:: Übungsaufgabe ::
Wie viele Einzelausstellungen hatte Warhol laut dem Text über die Warhol-Ausstellung im mumok, und in welchem Zeitraum?

:: Vorgegebener Text ::

┏━━

Die spannende Wechselbeziehung von Produktion und Präsentation
Die Ausstellung „ANDY WARHOL EXHIBITS a glittering alternative“ im mumok in Wien blickt mit bisher kaum gezeigten Arbeiten hinter die Fassade der weltberühmten Pop-Art-Ikone und entdeckt Warhols Fähigkeiten als bahnbrechender Ausstellungskurator und Installationskünstler neu. Andy Warhols Ausstellungen der frühen 1960er-Jahre mit Brillo Boxes, Flowers und Campbell’s Soup Cans sind in die Kunstgeschichte eingegangen. Doch zu diesem Zeitpunkt lag bereits eine rege Ausstellungstätigkeit hinter ihm. In diesen Projekten mit lang unter Verschluss gehaltenen Zeichnungen und Buchprojekten zeigt sich, wie er bereits Anfang der 1950er-Jahre verschiedene Modi der Kunstproduktion und des Ausstellens strategisch plante – der Beginn eines kaum überschaubaren Œuvres mit über 200 Einzelausstellungen in knapp 35 Jahren.
Der Querschnitt seiner Ausstellungspraxis eröffnet neue Perspektiven auf die vielfältigen von Warhol eingesetzten Medien und zeigt, dass seine Präsentationsmodi als wesentliche Bestandteile seines Werkes zu verstehen sind. Es ist ein exemplarischer Überblick über die Ausstellungspraxis des Universalkünstlers, ohne dabei dessen Früh- und Spätwerk außer Acht zu lassen.
Die von Marianne Dobner kuratierte Ausstellung zeigt auf, dass Warhol bereits in den 1950er-Jahren mit künstlerischen Strategien auf dem zweidimensionalen Blatt experimentiert und diese in den folgenden drei Jahrzehnten im dreidimensionalen Raum perfektioniert. So präsentiert sich das Ausstellungsformat in Warhols Oeuvre weniger als finales „Werk“ denn als künstlerisches Medium. Während der traditionelle Werkbegriff einer statischen Auffassung des autonomen Kunstobjekts im Raum entspricht, nähern sich Warhols Einzelausstellungen immer mehr einer raumspezifischen Installation.

┗━━

:: Daten ::

┏━━

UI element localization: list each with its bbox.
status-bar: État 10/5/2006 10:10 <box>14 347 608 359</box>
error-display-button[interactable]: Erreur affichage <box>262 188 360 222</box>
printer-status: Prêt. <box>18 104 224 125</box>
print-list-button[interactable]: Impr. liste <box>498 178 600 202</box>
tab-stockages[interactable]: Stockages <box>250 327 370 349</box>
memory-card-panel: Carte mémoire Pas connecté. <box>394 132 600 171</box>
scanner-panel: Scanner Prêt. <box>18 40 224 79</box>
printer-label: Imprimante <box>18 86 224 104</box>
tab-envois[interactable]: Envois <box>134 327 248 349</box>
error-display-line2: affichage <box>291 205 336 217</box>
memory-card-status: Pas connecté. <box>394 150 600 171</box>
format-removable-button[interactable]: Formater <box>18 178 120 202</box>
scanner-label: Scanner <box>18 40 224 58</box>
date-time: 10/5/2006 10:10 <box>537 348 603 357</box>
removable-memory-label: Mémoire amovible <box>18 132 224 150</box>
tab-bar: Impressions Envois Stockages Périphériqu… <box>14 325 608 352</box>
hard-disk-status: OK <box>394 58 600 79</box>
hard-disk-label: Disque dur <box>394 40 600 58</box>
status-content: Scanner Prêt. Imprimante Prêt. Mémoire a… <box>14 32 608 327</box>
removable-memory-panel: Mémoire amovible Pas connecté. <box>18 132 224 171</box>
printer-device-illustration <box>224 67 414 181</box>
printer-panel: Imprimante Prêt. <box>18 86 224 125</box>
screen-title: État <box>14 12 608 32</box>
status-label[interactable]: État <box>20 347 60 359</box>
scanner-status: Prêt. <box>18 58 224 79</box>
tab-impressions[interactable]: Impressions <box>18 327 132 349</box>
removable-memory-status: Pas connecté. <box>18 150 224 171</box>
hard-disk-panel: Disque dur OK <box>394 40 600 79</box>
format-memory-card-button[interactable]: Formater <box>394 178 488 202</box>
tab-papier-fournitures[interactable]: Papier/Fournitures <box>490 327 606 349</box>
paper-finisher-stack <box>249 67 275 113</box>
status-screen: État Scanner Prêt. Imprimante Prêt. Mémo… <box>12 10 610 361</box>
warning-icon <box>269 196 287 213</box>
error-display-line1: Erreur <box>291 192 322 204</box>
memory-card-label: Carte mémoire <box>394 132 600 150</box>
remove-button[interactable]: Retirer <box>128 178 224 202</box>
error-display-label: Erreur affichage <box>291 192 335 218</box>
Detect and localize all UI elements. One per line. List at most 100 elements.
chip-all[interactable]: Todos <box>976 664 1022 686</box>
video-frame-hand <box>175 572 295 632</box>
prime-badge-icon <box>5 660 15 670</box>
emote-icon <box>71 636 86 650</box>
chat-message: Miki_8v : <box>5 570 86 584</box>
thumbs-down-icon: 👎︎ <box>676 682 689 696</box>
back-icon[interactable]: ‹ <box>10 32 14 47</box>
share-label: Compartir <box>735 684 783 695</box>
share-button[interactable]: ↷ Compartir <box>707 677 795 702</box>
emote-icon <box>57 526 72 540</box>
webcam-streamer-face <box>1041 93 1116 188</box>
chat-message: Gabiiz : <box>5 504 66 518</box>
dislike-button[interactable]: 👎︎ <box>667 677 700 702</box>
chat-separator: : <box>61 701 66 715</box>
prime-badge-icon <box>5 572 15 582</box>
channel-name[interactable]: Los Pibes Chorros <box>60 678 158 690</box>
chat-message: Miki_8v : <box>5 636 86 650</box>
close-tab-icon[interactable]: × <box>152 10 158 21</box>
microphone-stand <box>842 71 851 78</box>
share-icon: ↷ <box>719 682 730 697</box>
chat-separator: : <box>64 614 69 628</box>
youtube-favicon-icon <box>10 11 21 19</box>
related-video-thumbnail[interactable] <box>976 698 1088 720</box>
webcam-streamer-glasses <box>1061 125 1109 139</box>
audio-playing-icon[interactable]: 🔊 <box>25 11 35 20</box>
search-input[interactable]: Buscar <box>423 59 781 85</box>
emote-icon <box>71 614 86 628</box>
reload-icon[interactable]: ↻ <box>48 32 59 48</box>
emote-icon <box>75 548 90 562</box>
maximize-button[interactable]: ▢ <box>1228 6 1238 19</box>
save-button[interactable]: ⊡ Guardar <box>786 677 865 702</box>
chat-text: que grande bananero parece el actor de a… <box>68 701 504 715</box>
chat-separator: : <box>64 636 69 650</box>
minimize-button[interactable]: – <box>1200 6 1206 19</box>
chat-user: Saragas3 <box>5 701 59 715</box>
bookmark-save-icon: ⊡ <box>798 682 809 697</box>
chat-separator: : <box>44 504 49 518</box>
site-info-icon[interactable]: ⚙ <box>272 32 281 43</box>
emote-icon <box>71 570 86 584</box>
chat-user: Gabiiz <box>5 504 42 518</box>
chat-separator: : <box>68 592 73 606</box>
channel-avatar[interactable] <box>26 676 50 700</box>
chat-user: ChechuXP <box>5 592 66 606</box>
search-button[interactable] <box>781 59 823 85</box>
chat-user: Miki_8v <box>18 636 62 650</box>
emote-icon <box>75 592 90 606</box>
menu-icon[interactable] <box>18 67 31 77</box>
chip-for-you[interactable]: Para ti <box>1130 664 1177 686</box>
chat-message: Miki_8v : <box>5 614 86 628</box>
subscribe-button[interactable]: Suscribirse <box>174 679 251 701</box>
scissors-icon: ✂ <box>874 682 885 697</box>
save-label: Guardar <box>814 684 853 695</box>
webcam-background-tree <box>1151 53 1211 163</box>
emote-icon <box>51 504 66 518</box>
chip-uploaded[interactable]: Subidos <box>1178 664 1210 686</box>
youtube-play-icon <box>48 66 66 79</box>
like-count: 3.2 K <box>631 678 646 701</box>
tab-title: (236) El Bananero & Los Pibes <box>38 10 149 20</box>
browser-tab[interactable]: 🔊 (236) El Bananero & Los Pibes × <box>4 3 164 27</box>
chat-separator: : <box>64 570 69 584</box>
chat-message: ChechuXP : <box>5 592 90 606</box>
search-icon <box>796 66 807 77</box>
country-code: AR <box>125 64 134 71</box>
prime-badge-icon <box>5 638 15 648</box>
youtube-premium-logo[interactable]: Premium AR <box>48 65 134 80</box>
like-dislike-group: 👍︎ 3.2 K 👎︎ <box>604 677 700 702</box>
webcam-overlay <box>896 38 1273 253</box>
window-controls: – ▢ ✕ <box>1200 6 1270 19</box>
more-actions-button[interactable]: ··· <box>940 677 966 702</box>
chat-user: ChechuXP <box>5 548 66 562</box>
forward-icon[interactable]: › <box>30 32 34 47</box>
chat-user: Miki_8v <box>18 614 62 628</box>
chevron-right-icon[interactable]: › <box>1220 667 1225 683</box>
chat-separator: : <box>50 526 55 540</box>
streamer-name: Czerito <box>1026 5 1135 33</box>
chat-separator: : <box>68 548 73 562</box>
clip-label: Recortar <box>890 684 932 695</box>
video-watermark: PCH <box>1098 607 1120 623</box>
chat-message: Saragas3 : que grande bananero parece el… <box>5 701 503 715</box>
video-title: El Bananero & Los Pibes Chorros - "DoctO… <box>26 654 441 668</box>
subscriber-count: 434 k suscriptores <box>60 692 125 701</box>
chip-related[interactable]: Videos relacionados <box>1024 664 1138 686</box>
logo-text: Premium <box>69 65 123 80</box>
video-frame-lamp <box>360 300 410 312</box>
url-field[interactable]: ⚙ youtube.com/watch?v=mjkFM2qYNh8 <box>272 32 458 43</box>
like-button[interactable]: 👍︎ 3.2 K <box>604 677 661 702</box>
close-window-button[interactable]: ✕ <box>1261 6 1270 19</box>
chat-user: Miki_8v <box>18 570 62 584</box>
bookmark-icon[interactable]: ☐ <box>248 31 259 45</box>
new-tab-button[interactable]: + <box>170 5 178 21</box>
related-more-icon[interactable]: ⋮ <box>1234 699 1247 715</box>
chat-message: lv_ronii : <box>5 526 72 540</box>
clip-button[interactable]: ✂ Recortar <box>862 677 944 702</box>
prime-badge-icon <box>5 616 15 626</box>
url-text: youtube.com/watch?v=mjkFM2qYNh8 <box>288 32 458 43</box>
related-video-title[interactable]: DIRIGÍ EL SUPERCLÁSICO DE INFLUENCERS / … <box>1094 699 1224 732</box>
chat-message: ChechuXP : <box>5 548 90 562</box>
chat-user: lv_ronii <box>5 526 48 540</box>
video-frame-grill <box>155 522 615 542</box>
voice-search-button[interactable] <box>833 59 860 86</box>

┗━━

:: Gelöste Aufgabe ::
Über 200 Einzelausstellungen in knapp 35 Jahren.